**EXCERPT**
------------------------------------------------------------------------
On friday I received a message via my contact form that looked a lot like the comment spam that blogs normally get: with a generic reference to my site content ("Well done very nice page" etc.), and a link to what obviously looks like a spammer's site. Signed with a name and email address. Unfortunately my web hoster's logfiles weren't accessible (again), so I couldn't check whether this was a manual "attack" or from a bot.
Well the logfiles just started working again, so I had a quick look and now I'm a bit worried. Look at the (abbreviated) excerpt from the Apache access logs:
[02/Dec/2005:15:40:42 +0100] "GET /weblog/archive HTTP/1.1" 301 [02/Dec/2005:15:40:42 +0100] "GET /weblog/archive/ HTTP/1.1" 200 [02/Dec/2005:15:40:43 +0100] "GET /contact/ HTTP/1.1" 200 [02/Dec/2005:15:40:43 +0100] "POST /contact/index.php HTTP/1.1" 200
In other words, this either is an incredibly fast surfer or what looks very much like a fully automated bot. These are the only requests made from the spammer's IP address on that day, which means this bot is also very efficient.
For people unfamiliar with Apache logfiles I'll paraphrase the above:
- First the bot requests an arbitrary page, probably the result of a web search. The request is answered with an "HTTP 301 Moved Permanently" response from my server, which tells it to retry the request with an added slash.
- The bot abides and requests the correct page.
- The next request: my contact page, where there is a form to write me a message.
- And still within the same second the bot finds and submits this form with all fields properly filled in.
------------------------------------------------------------------------
**WHAT THIS EXERCISE ASKS**
• 1. In the blog post on contact-form spam, why could the author not first check whether the message came from a person or a bot?
• 2. Retype the stretch of the blog post on contact-form spam from "For people unfamiliar" through "me a message.", keeping every word and mark as it appears.
------------------------------------------------------------------------
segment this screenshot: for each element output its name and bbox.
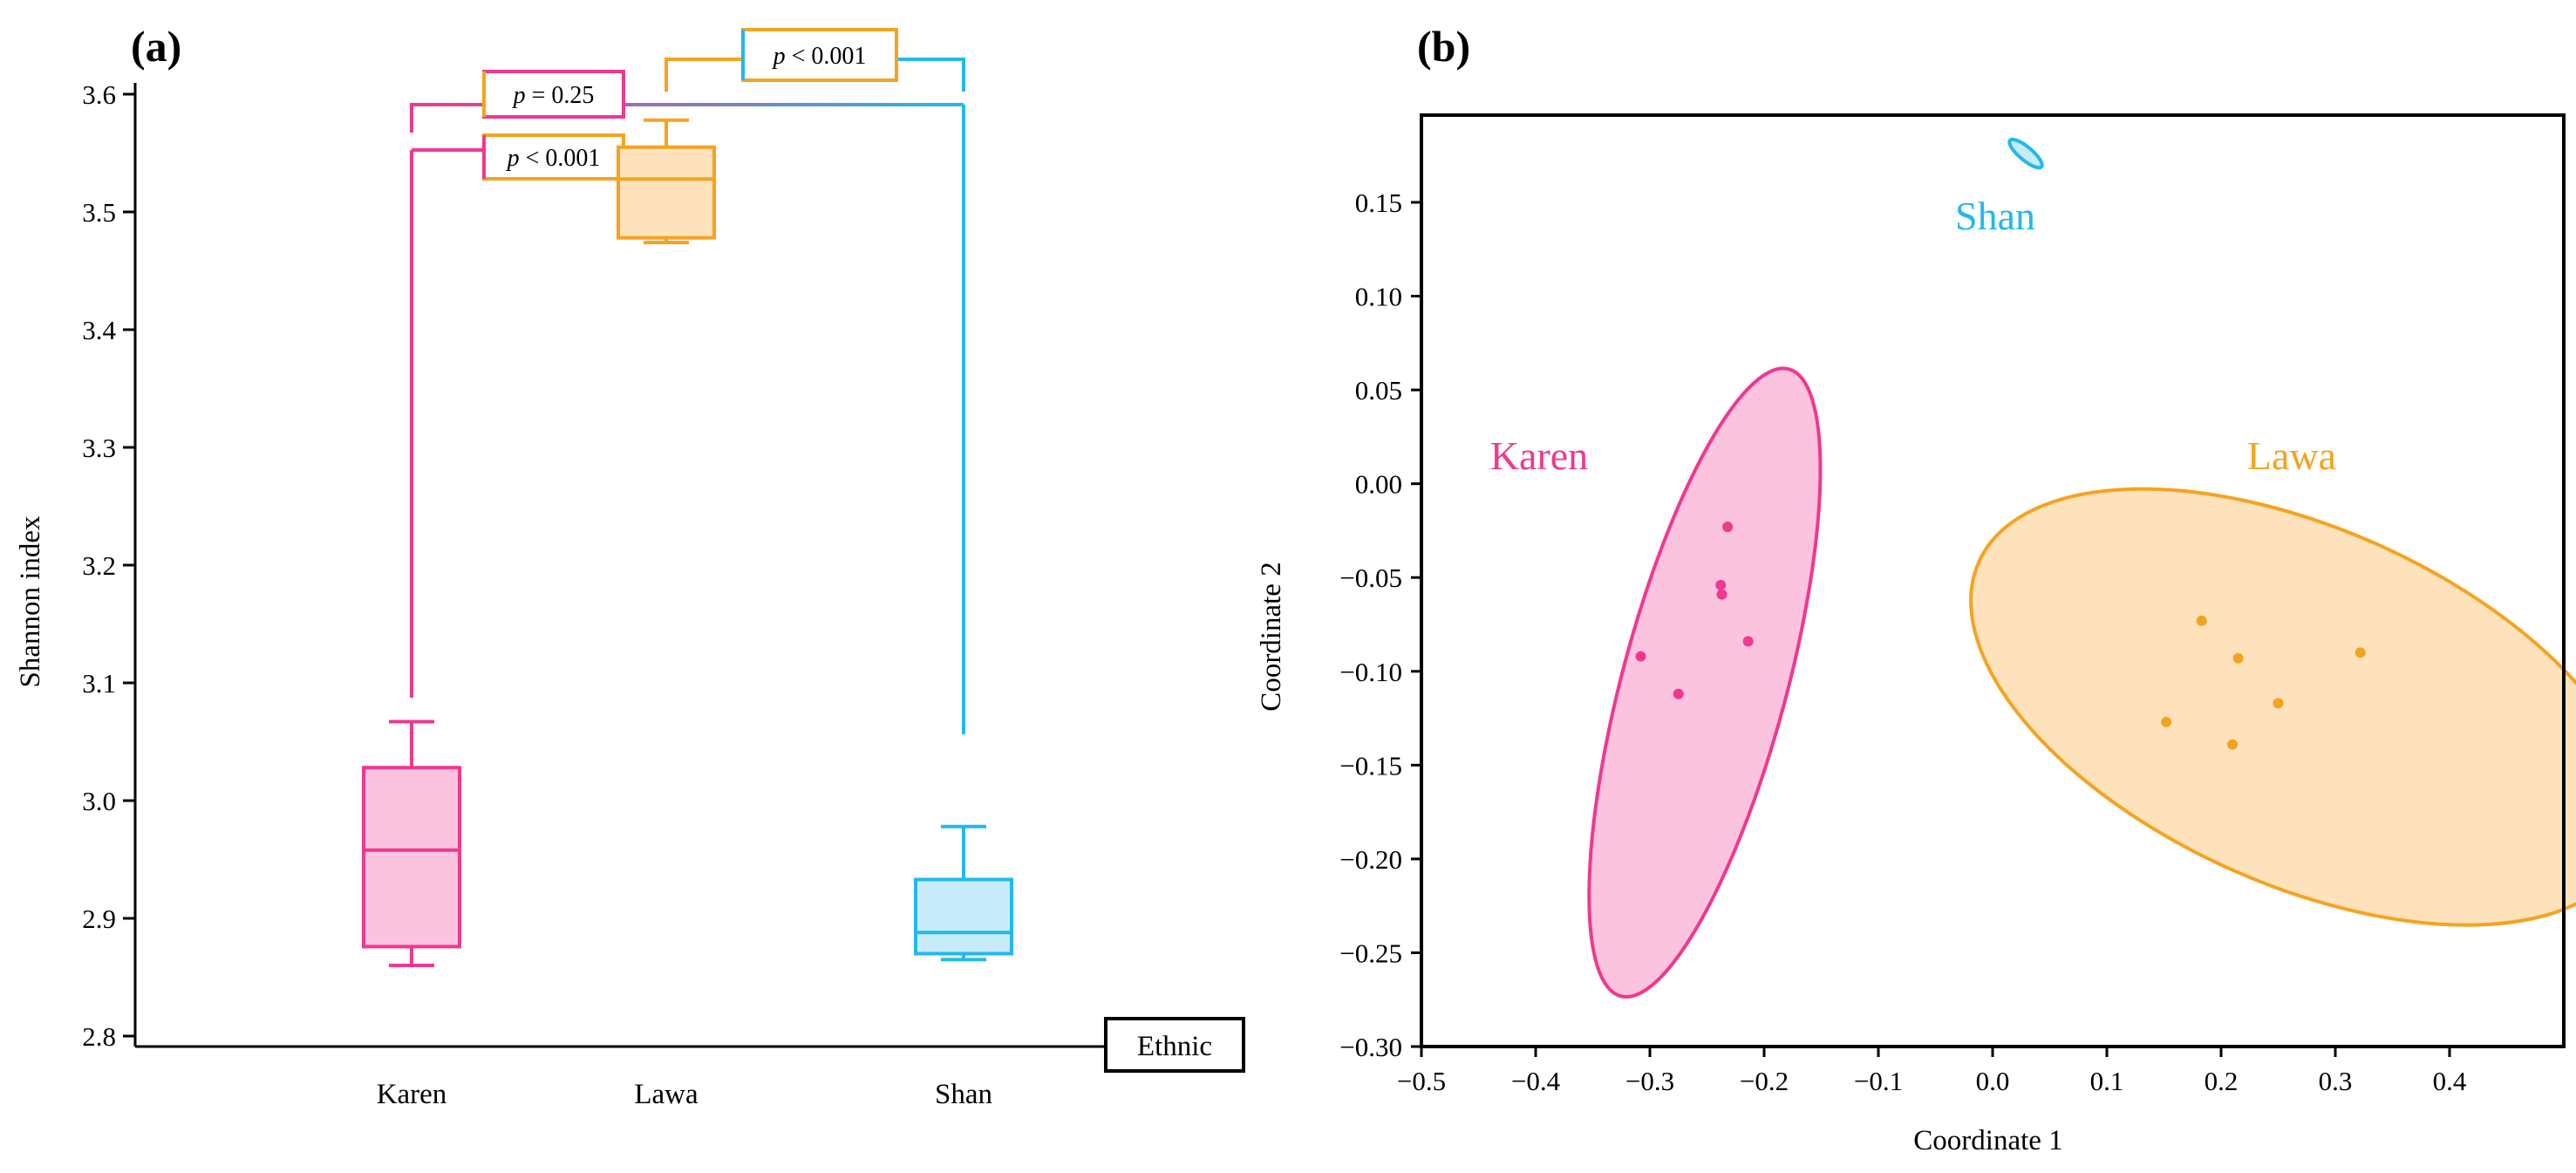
p-value-label-1: p = 0.25 (482, 70, 625, 119)
pcoa-y-axis-label: Coordinate 2 (1256, 562, 1287, 711)
point-lawa (2232, 652, 2244, 664)
point-lawa (2273, 698, 2284, 709)
point-karen (1715, 579, 1727, 590)
pcoa-x-tick-label: −0.3 (1625, 1066, 1674, 1096)
boxplot-panel: 2.8 2.9 3.0 3.1 3.2 3.3 3.4 3.5 3.6 Karen Lawa Shan… (15, 28, 1245, 1110)
p-value-label-0: p < 0.001 (482, 133, 625, 181)
boxplot-y-tick-label: 2.9 (82, 904, 116, 934)
boxplot-x-tick-label: Shan (935, 1079, 992, 1110)
pcoa-y-tick-label: 0.00 (1355, 469, 1402, 500)
boxplot-y-axis-label: Shannon index (15, 515, 46, 688)
box-iqr (362, 766, 461, 949)
pcoa-x-tick-label: −0.2 (1740, 1066, 1789, 1096)
point-karen (1673, 688, 1684, 699)
pcoa-y-tick-label: −0.10 (1339, 657, 1402, 687)
boxplot-boxes (362, 118, 1013, 967)
p-symbol: p (506, 145, 520, 172)
boxplot-axes: 2.8 2.9 3.0 3.1 3.2 3.3 3.4 3.5 3.6 Karen Lawa Shan (82, 79, 1106, 1110)
pcoa-y-tick-label: −0.30 (1339, 1032, 1402, 1062)
pcoa-label-lawa: Lawa (2247, 433, 2336, 478)
boxplot-y-tick-label: 3.5 (82, 197, 116, 228)
pcoa-y-tick-label: −0.20 (1339, 844, 1402, 875)
p-value-frame (741, 28, 898, 82)
ellipse-shan (2007, 137, 2044, 170)
boxplot-x-tick-label: Lawa (634, 1079, 699, 1110)
pcoa-x-tick-label: 0.0 (1976, 1066, 2010, 1096)
point-lawa (2355, 647, 2366, 658)
point-karen (1722, 522, 1734, 533)
box-iqr (617, 145, 716, 240)
ethnic-legend-frame (1104, 1017, 1245, 1073)
boxplot-box-shan (914, 824, 1013, 962)
p-value-frame (482, 133, 625, 181)
p-value: < 0.001 (786, 43, 867, 70)
box-iqr (914, 877, 1013, 956)
p-value-frame (482, 70, 625, 119)
pcoa-y-tick-label: −0.15 (1339, 750, 1402, 781)
point-lawa (2227, 739, 2239, 750)
p-symbol: p (772, 43, 786, 70)
point-karen (1635, 651, 1646, 662)
point-lawa (2196, 615, 2207, 626)
pcoa-x-tick-label: −0.5 (1397, 1066, 1446, 1096)
p-value-text: p < 0.001 (772, 43, 867, 70)
p-value-text: p = 0.25 (512, 82, 595, 109)
pcoa-ellipses (1587, 137, 2576, 999)
boxplot-y-tick-label: 3.0 (82, 786, 116, 816)
p-value: < 0.001 (520, 145, 601, 172)
boxplot-x-tick-label: Karen (377, 1079, 447, 1110)
ellipse-lawa (1969, 487, 2576, 927)
boxplot-y-tick-label: 3.2 (82, 550, 116, 581)
point-karen (1716, 589, 1728, 600)
ellipse-karen (1587, 366, 1823, 999)
p-value-text: p < 0.001 (506, 145, 601, 172)
boxplot-y-tick-label: 3.1 (82, 668, 116, 699)
pcoa-x-tick-label: 0.4 (2433, 1066, 2467, 1096)
pcoa-points (1635, 522, 2366, 750)
pcoa-y-tick-label: 0.15 (1355, 188, 1402, 218)
boxplot-box-lawa (617, 118, 716, 245)
pcoa-label-shan: Shan (1955, 194, 2035, 238)
pcoa-x-tick-label: −0.4 (1511, 1066, 1561, 1096)
pcoa-y-tick-label: 0.05 (1355, 375, 1402, 406)
p-value-label-2: p < 0.001 (741, 28, 898, 82)
pcoa-x-axis-label: Coordinate 1 (1913, 1125, 2062, 1156)
ethnic-legend-box: Ethnic (1104, 1017, 1245, 1073)
pcoa-axes: −0.5 −0.4 −0.3 −0.2 −0.1 0.0 0.1 0.2 0.3 0.4 −0.30… (1339, 113, 2566, 1096)
boxplot-y-tick-label: 3.6 (82, 79, 116, 110)
pcoa-panel: −0.5 −0.4 −0.3 −0.2 −0.1 0.0 0.1 0.2 0.3 0.4 −0.30… (1256, 113, 2576, 1156)
pcoa-y-tick-label: −0.05 (1339, 563, 1402, 593)
panel-a-label: (a) (131, 22, 181, 71)
p-symbol: p (512, 82, 526, 109)
boxplot-y-tick-label: 2.8 (82, 1021, 116, 1052)
ethnic-legend-label: Ethnic (1137, 1031, 1212, 1062)
pcoa-label-karen: Karen (1490, 433, 1588, 478)
pcoa-x-tick-label: −0.1 (1854, 1066, 1903, 1096)
pcoa-x-tick-label: 0.2 (2205, 1066, 2239, 1096)
pcoa-y-tick-label: 0.10 (1355, 282, 1402, 312)
boxplot-box-karen (362, 719, 461, 967)
panel-b-label: (b) (1417, 22, 1470, 71)
boxplot-y-tick-label: 3.3 (82, 433, 116, 463)
point-karen (1742, 636, 1754, 647)
pcoa-x-tick-label: 0.3 (2319, 1066, 2353, 1096)
p-value: = 0.25 (526, 82, 595, 109)
point-lawa (2161, 716, 2172, 727)
pcoa-x-tick-label: 0.1 (2090, 1066, 2124, 1096)
boxplot-y-tick-label: 3.4 (82, 315, 116, 345)
pcoa-y-tick-label: −0.25 (1339, 938, 1402, 968)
------------------------------------------------------------------------
**ANSWERS TO THE EXERCISES**
• 1. The web hoster's logfiles weren't accessible.

• 2.
For people unfamiliar with Apache logfiles I'll paraphrase the above:
- First the bot requests an arbitrary page, probably the result of a web search. The request is answered with an "HTTP 301 Moved Permanently" response from my server, which tells it to retry the request with an added slash.
- The bot abides and requests the correct page.
- The next request: my contact page, where there is a form to write me a message.